Copy the reader comments on the drug cartoon below word for word, from "Personally, I am" to "stopping the problem.".

*** Opening PASSAGE FOR REVIEW ***

Personally, I am offended by this "cartoon". I live in the burbs (where Borgman lived and attended high school) Some suburbanites may partake in drug buying and use, but they are not a majority. How about the black activist that was shot and killed last week due to a bad drug deal? Mixed message to his community, Huh? Where is your next cartoon?
Maybe you should be more offended by your friends and peers who are driving downtown or wherever to buy drugs. If it wasn't a prevelant problem, it wouldn't warrent being commented on. Instead of feigning insult, get involved with stopping the problem.
To stop the "drug problem," eliminate 90% of murders and most other violent crime--legalize the drugs. Take away the black market.
Learn from the may European countries who hav done the same and seen the same results.
I grew up in Cincinnati's 'burbs and this cartoon speaks truth.

*** Closing PASSAGE FOR REVIEW ***
*** Opening DATA FOR REVIEW ***

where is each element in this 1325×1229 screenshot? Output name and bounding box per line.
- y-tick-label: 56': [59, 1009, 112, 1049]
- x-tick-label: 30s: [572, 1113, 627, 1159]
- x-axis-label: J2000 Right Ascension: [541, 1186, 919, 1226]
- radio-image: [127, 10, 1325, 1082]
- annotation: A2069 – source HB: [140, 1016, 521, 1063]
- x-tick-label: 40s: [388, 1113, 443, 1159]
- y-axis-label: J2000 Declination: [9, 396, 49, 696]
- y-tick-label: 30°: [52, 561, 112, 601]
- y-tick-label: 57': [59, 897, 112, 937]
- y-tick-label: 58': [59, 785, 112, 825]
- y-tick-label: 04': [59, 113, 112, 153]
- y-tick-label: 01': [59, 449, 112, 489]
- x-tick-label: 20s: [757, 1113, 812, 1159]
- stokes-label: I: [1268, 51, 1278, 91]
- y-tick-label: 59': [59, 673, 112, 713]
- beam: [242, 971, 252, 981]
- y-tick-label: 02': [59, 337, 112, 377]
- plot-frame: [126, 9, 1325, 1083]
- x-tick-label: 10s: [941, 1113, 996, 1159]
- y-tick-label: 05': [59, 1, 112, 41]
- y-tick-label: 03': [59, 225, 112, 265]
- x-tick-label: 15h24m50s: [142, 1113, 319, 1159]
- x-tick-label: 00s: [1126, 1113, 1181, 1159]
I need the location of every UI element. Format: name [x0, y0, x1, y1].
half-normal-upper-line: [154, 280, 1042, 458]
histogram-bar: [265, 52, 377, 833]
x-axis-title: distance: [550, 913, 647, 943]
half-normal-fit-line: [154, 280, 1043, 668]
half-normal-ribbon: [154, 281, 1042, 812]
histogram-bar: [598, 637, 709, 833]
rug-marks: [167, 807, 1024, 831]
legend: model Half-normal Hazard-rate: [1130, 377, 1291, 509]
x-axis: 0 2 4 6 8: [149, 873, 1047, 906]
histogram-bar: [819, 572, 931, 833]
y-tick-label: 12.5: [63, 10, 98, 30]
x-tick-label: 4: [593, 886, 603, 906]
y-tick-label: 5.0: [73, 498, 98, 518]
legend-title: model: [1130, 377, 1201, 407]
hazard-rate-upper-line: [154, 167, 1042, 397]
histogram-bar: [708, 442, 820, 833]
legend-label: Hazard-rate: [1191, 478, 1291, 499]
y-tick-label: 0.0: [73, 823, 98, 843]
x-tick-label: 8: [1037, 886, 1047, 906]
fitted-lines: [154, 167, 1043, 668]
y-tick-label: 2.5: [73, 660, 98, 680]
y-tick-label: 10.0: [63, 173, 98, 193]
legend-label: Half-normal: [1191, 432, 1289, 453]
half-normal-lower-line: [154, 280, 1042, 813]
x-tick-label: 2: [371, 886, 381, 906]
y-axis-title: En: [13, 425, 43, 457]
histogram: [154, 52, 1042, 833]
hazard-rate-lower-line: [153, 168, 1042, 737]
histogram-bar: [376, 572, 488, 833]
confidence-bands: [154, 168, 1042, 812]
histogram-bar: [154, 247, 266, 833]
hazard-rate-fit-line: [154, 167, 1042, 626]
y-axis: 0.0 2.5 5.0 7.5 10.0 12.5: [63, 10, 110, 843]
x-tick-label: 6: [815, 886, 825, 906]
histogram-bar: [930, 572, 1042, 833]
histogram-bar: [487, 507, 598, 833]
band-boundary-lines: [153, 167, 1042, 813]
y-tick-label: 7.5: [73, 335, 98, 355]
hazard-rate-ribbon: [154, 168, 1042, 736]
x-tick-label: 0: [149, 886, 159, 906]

*** Closing DATA FOR REVIEW ***

* RESPONSE TO THE TASK
Personally, I am offended by this "cartoon". I live in the burbs (where Borgman lived and attended high school) Some suburbanites may partake in drug buying and use, but they are not a majority. How about the black activist that was shot and killed last week due to a bad drug deal? Mixed message to his community, Huh? Where is your next cartoon?
Maybe you should be more offended by your friends and peers who are driving downtown or wherever to buy drugs. If it wasn't a prevelant problem, it wouldn't warrent being commented on. Instead of feigning insult, get involved with stopping the problem.